STATED PROBLEM: From the entries below, list each line with "work".
-- BEGIN --
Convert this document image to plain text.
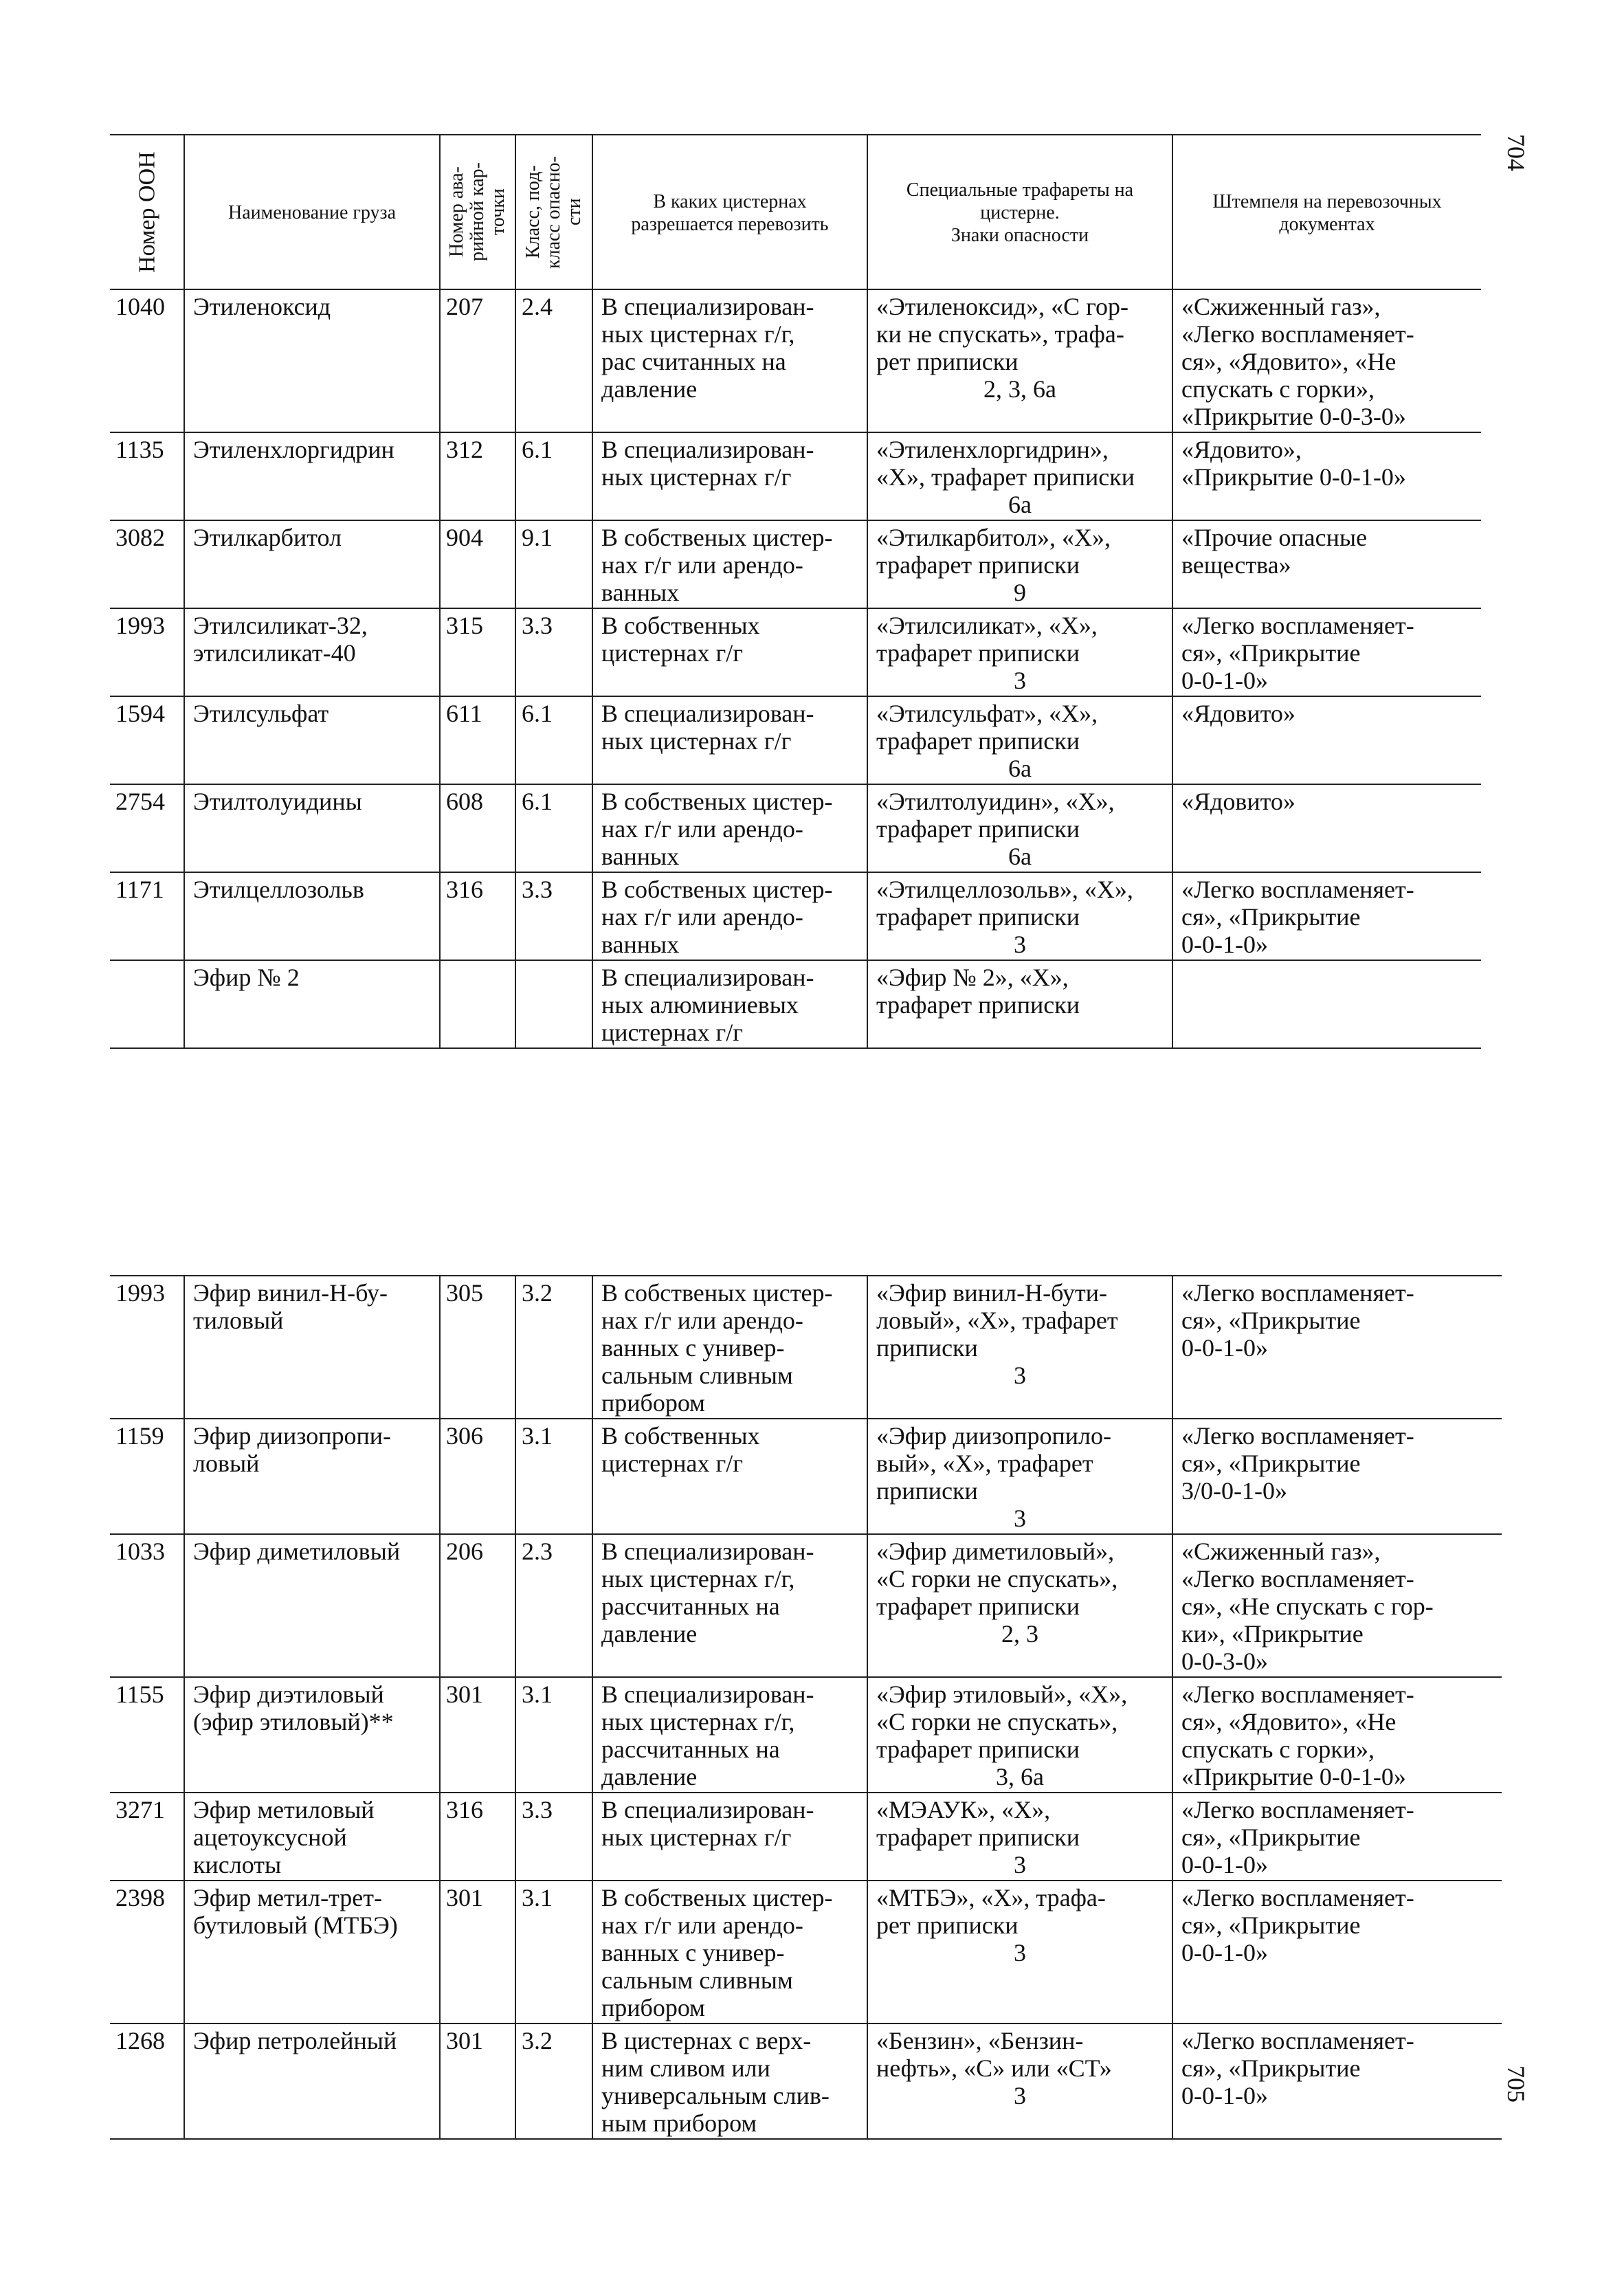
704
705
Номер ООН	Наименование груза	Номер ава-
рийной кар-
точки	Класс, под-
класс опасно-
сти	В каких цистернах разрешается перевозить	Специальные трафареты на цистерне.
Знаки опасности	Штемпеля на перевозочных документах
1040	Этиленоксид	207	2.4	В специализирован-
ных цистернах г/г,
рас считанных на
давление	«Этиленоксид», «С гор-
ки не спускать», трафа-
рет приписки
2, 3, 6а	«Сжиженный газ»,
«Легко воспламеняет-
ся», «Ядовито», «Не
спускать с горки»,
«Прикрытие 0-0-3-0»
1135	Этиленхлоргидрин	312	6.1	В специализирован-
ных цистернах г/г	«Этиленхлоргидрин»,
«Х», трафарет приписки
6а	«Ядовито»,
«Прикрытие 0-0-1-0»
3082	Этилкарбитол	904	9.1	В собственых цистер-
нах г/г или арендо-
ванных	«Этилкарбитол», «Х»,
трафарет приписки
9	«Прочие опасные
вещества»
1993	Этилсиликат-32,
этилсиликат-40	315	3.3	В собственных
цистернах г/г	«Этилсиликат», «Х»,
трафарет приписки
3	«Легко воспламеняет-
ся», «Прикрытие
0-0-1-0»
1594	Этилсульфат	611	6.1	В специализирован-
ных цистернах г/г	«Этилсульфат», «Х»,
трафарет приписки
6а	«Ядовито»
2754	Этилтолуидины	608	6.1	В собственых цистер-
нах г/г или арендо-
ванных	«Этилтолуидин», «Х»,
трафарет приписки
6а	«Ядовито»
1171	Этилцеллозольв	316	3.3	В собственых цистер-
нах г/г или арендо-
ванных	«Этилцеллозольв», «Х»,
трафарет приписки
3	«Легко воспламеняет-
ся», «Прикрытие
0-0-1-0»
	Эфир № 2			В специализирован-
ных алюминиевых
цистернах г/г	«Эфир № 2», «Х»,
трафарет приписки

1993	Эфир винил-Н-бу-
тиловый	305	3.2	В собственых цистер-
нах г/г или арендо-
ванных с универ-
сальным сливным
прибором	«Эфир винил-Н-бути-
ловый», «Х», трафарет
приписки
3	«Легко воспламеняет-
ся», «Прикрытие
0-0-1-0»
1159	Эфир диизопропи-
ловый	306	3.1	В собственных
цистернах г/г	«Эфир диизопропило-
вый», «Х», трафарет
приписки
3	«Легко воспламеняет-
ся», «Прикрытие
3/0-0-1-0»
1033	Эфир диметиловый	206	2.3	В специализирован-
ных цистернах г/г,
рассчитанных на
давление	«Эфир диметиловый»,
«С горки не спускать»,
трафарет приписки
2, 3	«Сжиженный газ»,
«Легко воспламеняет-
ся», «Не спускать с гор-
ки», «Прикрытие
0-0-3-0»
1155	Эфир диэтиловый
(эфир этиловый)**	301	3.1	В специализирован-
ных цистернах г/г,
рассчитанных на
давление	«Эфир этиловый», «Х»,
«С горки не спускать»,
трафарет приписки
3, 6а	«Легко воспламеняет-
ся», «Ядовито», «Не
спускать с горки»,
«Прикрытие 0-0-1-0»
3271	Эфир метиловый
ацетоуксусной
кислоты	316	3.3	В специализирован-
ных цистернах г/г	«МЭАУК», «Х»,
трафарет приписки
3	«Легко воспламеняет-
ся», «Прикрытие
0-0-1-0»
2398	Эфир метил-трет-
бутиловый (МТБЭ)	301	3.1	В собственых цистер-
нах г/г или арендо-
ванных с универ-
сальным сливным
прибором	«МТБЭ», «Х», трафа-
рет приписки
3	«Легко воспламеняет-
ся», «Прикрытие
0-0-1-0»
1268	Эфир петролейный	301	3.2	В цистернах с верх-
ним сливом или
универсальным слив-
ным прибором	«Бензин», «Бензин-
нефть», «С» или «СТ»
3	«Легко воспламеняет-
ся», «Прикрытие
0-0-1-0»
-- END --
-- BEGIN --
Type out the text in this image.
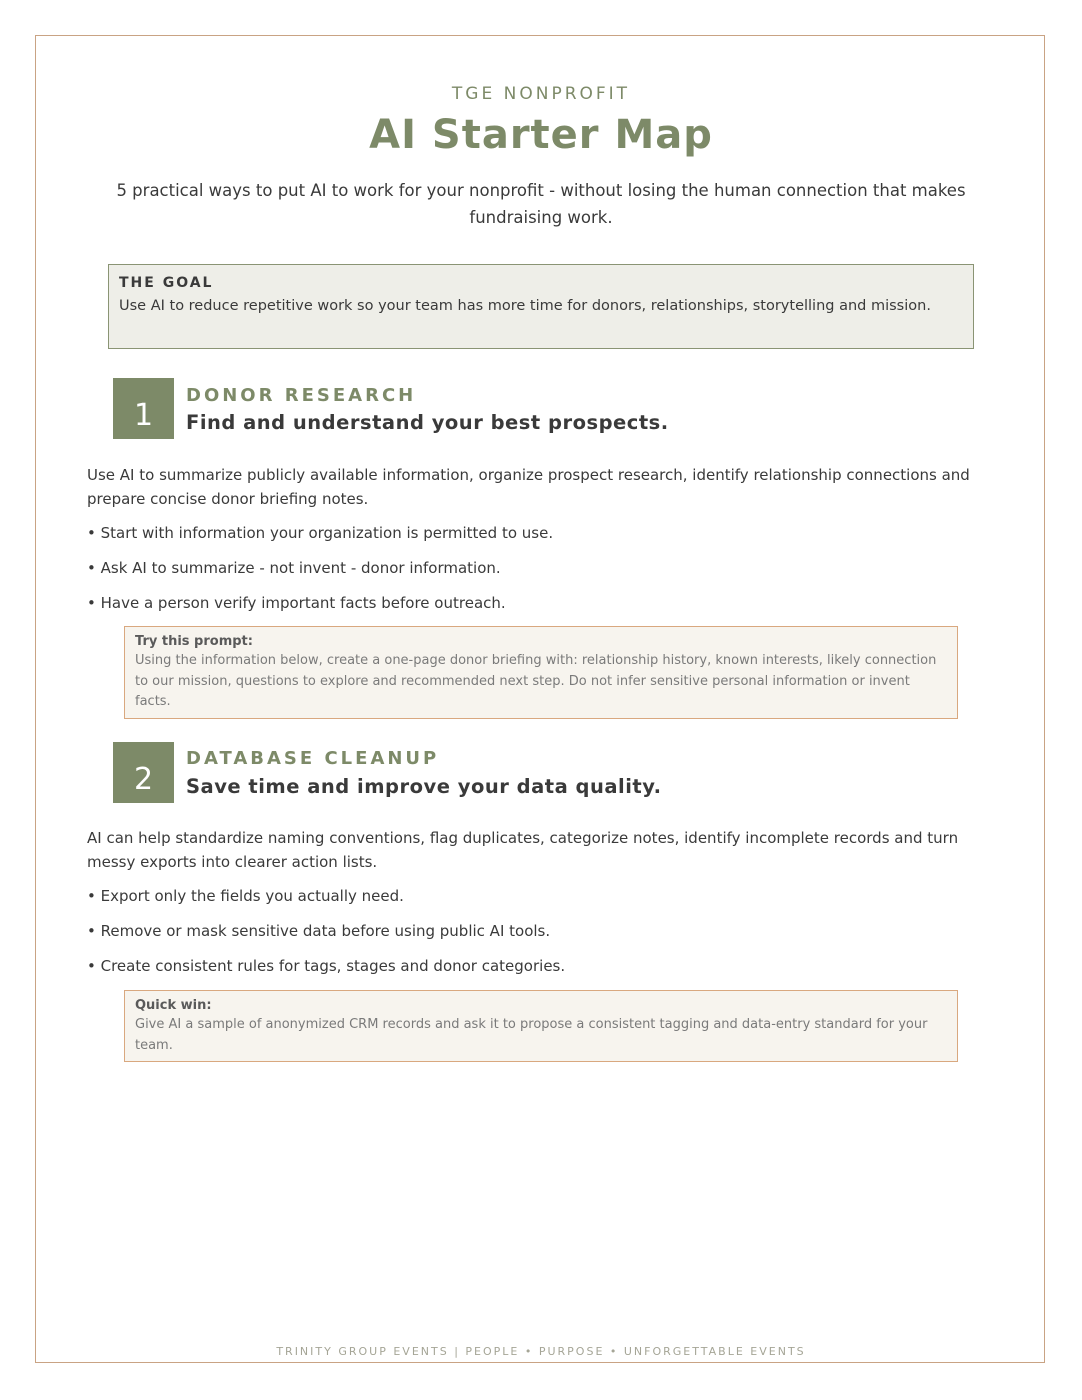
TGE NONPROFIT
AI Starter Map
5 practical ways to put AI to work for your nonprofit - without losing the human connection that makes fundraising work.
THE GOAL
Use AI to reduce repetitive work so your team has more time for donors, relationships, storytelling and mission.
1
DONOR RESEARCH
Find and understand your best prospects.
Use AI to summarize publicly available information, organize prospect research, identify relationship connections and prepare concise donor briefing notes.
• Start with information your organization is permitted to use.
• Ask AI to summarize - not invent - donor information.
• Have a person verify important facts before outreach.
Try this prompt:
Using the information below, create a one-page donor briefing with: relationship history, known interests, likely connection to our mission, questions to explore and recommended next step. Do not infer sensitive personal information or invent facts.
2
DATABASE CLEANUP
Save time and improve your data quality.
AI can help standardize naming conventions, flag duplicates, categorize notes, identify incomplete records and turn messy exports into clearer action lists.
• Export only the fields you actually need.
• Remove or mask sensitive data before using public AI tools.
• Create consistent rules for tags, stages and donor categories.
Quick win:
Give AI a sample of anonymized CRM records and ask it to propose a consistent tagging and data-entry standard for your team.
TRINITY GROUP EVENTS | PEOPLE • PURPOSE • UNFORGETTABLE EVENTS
-- END --
TASK RESULT:
5 practical ways to put AI to work for your nonprofit - without losing the human connection that makes fundraising work.
Use AI to reduce repetitive work so your team has more time for donors, relationships, storytelling and mission.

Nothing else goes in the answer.